§ **DATA SHOWN**:
━━━━━━
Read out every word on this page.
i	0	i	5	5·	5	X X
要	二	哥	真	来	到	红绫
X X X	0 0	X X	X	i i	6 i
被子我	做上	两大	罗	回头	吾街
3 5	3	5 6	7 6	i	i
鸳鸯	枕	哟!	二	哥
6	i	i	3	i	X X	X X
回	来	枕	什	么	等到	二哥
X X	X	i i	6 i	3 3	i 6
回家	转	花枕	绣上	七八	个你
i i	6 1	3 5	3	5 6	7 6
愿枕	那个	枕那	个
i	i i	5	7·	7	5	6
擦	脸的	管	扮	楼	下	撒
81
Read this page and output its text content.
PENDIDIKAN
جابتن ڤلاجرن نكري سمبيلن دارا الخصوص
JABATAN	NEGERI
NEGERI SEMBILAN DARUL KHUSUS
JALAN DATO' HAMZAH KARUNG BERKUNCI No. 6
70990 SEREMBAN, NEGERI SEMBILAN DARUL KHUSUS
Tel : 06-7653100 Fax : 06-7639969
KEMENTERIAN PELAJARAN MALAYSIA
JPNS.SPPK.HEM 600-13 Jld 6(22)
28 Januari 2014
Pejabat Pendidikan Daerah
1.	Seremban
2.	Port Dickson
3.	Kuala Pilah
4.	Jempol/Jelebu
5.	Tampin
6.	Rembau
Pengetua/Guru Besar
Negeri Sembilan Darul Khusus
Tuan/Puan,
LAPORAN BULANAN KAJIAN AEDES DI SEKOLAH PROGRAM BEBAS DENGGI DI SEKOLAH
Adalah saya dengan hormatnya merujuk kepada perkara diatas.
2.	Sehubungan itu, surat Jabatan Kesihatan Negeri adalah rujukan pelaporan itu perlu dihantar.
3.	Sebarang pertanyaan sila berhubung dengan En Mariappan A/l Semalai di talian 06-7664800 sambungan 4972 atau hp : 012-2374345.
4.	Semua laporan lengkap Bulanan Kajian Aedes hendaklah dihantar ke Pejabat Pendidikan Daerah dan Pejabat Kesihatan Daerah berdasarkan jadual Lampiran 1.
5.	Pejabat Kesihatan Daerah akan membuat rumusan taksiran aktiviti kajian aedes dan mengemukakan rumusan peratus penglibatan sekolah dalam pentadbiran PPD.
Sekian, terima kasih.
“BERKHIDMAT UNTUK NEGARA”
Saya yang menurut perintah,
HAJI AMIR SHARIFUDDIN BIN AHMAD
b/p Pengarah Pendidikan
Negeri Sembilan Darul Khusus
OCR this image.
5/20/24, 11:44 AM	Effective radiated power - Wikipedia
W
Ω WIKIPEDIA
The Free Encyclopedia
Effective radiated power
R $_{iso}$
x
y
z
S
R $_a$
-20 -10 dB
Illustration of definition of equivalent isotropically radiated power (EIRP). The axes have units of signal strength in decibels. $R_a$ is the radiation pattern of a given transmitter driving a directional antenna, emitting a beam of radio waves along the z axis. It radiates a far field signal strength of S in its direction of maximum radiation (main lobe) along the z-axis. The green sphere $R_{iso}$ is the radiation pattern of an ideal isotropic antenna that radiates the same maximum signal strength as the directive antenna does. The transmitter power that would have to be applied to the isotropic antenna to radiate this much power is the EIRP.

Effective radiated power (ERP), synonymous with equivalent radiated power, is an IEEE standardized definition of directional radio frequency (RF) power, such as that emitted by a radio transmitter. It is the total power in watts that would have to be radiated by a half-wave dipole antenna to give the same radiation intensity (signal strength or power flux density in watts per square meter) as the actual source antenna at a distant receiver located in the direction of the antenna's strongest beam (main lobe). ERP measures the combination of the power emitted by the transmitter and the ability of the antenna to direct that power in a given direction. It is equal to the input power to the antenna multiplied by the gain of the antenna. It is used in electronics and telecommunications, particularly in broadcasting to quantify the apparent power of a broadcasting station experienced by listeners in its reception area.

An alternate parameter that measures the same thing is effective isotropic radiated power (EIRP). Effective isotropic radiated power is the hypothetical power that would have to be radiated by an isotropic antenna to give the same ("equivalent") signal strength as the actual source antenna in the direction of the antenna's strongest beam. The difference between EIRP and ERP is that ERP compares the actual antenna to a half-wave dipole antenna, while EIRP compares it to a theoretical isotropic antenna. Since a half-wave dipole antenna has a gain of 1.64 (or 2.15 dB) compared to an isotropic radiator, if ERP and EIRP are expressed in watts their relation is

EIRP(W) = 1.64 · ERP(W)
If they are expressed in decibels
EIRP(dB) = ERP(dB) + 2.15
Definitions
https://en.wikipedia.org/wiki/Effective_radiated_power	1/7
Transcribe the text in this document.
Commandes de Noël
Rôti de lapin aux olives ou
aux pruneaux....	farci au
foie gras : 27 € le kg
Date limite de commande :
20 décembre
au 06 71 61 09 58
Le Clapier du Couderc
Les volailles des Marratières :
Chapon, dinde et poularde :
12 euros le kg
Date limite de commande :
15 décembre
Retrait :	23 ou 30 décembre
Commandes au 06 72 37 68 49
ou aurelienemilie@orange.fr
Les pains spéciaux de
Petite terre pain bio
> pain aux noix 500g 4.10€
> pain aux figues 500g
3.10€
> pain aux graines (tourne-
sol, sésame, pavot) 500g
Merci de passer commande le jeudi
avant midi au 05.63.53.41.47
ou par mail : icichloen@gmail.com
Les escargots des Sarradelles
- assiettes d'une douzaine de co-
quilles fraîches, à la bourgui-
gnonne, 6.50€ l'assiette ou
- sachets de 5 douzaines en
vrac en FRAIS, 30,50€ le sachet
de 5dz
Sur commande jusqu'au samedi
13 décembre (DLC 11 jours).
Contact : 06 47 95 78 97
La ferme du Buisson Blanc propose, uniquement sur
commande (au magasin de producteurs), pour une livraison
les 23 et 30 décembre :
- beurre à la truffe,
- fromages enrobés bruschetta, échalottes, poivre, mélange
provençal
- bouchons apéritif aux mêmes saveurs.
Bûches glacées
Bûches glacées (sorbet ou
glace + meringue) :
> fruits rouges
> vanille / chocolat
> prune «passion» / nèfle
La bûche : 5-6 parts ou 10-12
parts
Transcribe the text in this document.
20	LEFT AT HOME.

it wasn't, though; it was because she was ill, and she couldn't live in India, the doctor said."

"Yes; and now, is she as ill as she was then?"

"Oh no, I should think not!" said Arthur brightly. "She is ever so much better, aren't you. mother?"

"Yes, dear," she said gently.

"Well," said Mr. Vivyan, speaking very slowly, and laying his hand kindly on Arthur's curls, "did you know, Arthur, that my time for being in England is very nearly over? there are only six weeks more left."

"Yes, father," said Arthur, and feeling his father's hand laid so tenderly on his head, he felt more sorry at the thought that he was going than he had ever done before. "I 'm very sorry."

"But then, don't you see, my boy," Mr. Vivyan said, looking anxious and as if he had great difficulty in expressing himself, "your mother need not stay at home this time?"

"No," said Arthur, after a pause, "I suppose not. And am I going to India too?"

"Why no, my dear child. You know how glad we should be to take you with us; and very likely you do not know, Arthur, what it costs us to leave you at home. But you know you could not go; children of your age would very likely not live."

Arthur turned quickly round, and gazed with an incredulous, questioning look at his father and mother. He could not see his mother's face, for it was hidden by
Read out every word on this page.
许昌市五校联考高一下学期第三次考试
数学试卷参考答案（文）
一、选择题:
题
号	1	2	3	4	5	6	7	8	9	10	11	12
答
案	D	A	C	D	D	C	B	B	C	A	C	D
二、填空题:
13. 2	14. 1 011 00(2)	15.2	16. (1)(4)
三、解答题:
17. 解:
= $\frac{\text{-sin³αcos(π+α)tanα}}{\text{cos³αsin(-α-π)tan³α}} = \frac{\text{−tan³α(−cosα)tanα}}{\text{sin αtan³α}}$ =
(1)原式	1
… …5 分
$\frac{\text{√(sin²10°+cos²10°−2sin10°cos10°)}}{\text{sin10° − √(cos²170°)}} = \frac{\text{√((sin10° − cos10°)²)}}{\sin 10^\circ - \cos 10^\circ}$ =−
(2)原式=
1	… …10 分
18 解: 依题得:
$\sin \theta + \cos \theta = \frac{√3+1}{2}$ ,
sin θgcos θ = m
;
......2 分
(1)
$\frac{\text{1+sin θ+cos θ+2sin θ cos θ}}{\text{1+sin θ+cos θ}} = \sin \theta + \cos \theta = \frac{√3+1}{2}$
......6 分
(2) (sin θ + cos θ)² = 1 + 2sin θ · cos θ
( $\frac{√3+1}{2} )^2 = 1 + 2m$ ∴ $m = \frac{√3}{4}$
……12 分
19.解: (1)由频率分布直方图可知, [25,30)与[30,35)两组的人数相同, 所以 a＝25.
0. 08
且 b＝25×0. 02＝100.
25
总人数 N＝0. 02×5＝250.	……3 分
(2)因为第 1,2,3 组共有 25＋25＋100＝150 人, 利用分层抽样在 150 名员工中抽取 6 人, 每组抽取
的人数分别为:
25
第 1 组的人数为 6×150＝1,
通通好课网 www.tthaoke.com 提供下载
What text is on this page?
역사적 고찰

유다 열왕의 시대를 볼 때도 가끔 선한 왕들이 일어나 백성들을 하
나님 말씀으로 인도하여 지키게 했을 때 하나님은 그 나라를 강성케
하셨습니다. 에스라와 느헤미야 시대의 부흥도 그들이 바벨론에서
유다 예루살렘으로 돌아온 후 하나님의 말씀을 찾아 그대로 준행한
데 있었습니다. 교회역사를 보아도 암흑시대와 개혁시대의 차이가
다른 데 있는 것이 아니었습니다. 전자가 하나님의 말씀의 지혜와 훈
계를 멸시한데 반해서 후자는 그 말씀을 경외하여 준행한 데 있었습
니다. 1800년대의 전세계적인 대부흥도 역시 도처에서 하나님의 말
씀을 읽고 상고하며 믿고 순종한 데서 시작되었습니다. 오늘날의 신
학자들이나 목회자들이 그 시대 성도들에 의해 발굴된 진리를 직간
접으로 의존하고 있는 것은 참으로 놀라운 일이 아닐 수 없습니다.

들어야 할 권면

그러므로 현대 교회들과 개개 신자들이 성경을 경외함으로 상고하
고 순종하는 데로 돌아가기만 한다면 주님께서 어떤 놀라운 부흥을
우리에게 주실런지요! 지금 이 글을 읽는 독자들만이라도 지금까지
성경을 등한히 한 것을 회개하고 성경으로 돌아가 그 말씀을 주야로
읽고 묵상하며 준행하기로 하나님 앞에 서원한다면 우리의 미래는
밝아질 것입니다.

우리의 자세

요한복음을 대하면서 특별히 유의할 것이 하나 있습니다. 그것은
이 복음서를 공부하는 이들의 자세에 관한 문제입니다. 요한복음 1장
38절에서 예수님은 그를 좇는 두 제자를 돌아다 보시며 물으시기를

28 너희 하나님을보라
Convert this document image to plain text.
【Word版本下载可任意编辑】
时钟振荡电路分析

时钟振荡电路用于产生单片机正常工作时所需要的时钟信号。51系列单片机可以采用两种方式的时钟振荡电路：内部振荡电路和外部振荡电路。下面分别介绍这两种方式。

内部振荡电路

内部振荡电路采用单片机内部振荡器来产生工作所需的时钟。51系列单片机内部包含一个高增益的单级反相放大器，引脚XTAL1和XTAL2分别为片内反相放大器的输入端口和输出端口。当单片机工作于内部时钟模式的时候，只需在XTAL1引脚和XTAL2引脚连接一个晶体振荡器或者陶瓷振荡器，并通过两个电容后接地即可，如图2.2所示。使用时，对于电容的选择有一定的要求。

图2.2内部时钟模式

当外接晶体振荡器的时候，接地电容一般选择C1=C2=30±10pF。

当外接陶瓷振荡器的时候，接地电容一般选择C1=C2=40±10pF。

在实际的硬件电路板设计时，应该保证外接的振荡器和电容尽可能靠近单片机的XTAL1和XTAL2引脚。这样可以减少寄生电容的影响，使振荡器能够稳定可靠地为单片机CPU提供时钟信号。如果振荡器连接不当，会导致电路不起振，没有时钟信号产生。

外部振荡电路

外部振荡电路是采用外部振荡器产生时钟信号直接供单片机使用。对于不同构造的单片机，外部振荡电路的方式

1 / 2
━━━━━━
§ **WHAT YOU HAVE TO DO**: Read the entries above, then pull out the lines that include "glacées".

§ **RESPONSE**:
Bûches glacées
Bûches glacées (sorbet ou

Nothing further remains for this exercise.